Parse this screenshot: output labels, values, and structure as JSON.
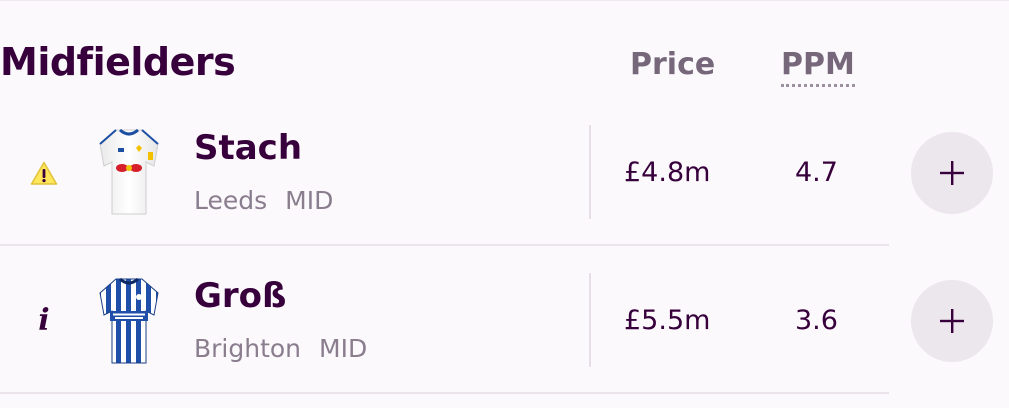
{
  "section": {
    "title": "Midfielders"
  },
  "columns": {
    "price": "Price",
    "ppm": "PPM"
  },
  "players": [
    {
      "name": "Stach",
      "team": "Leeds",
      "position": "MID",
      "price": "£4.8m",
      "ppm": "4.7",
      "status_icon": "warning-icon",
      "shirt_icon": "leeds-shirt-icon"
    },
    {
      "name": "Groß",
      "team": "Brighton",
      "position": "MID",
      "price": "£5.5m",
      "ppm": "3.6",
      "status_icon": "info-icon",
      "shirt_icon": "brighton-shirt-icon"
    }
  ],
  "colors": {
    "primary_text": "#37003c",
    "muted_text": "#8a7d8e",
    "header_text": "#76677a",
    "add_button_bg": "#ece6ed",
    "warning": "#ffe65b"
  }
}
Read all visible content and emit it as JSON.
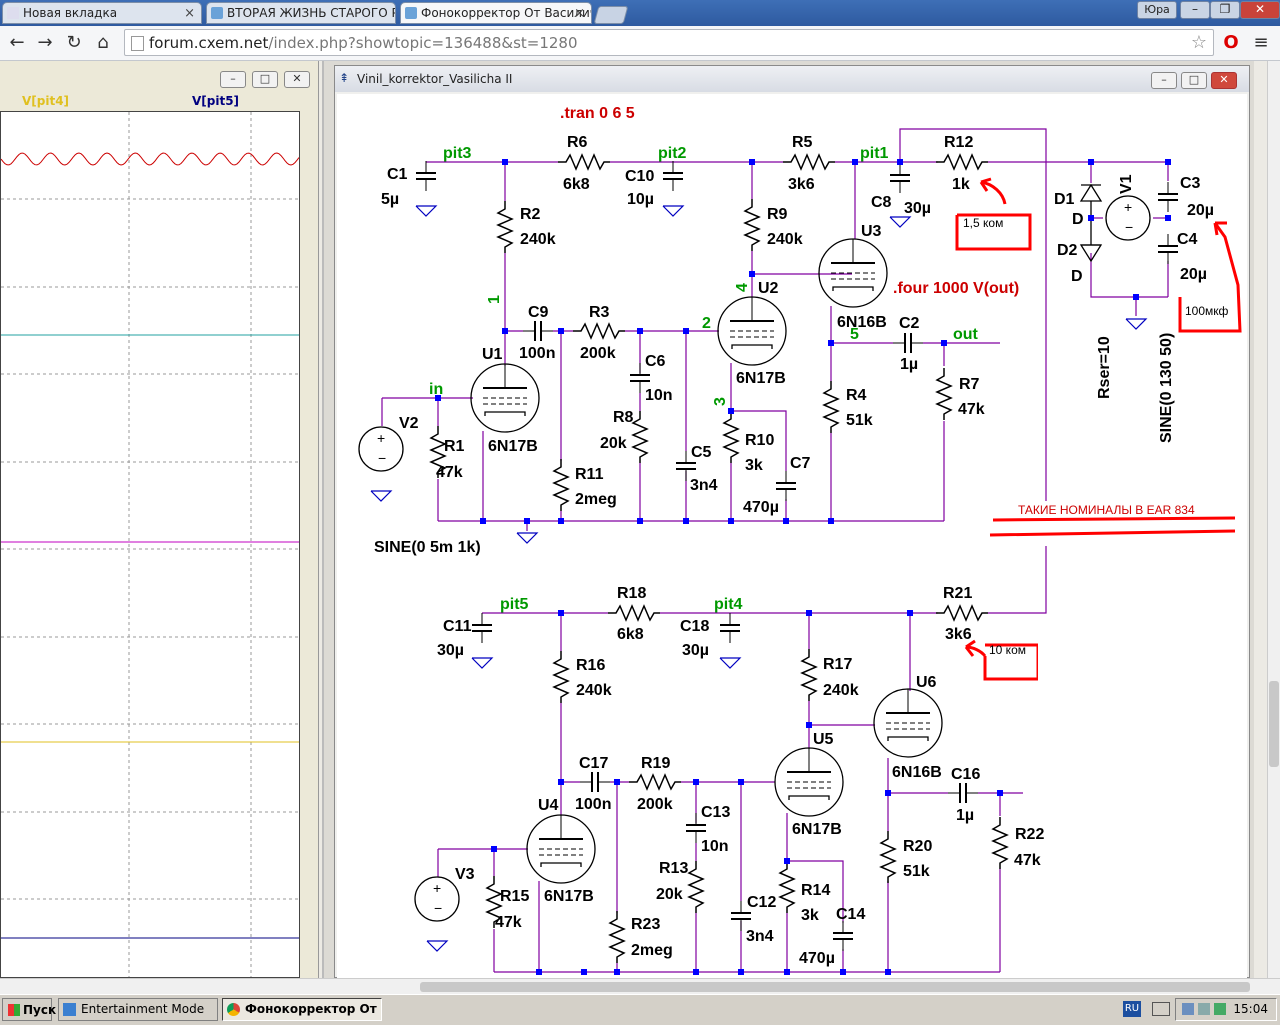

# # # # #

Required work:
In your copy, leave out the pictures and reproduce the material above exactly.

Output:
Parse this screenshot: output labels, values, and structure as JSON.
{
  "section": {
    "title": "Midfielders"
  },
  "columns": {
    "price": "Price",
    "ppm": "PPM"
  },
  "players": [
    {
      "name": "Stach",
      "team": "Leeds",
      "position": "MID",
      "price": "£4.8m",
      "ppm": "4.7",
      "status_icon": "warning-icon",
      "shirt_icon": "leeds-shirt-icon"
    },
    {
      "name": "Groß",
      "team": "Brighton",
      "position": "MID",
      "price": "£5.5m",
      "ppm": "3.6",
      "status_icon": "info-icon",
      "shirt_icon": "brighton-shirt-icon"
    }
  ],
  "colors": {
    "primary_text": "#37003c",
    "muted_text": "#8a7d8e",
    "header_text": "#76677a",
    "add_button_bg": "#ece6ed",
    "warning": "#ffe65b"
  }
}
Read all visible content and emit it as JSON.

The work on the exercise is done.